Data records

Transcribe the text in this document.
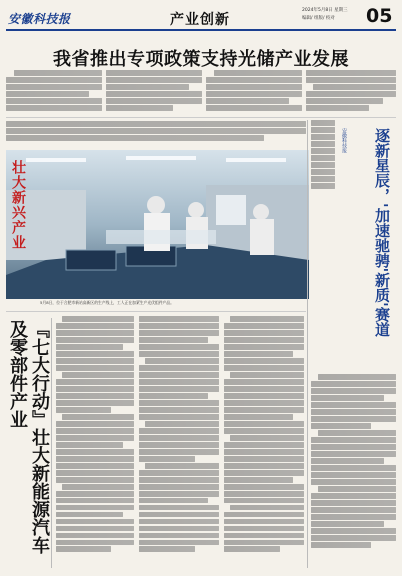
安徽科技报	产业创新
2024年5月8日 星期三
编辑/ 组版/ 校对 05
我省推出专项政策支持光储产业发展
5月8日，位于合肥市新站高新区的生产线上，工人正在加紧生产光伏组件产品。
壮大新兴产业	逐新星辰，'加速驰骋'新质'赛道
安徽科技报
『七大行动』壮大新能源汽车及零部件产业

REQUIRED TASK:
Pictures in the records must not appear in the copy; transcribe everything else precisely.

FINAL ANSWER:
Transcribe the text in this document.
安徽科技报	产业创新
2024年5月8日 星期三
编辑/ 组版/ 校对 05
我省推出专项政策支持光储产业发展
5月8日，位于合肥市新站高新区的生产线上，工人正在加紧生产光伏组件产品。
壮大新兴产业	逐新星辰，'加速驰骋'新质'赛道
安徽科技报
『七大行动』壮大新能源汽车及零部件产业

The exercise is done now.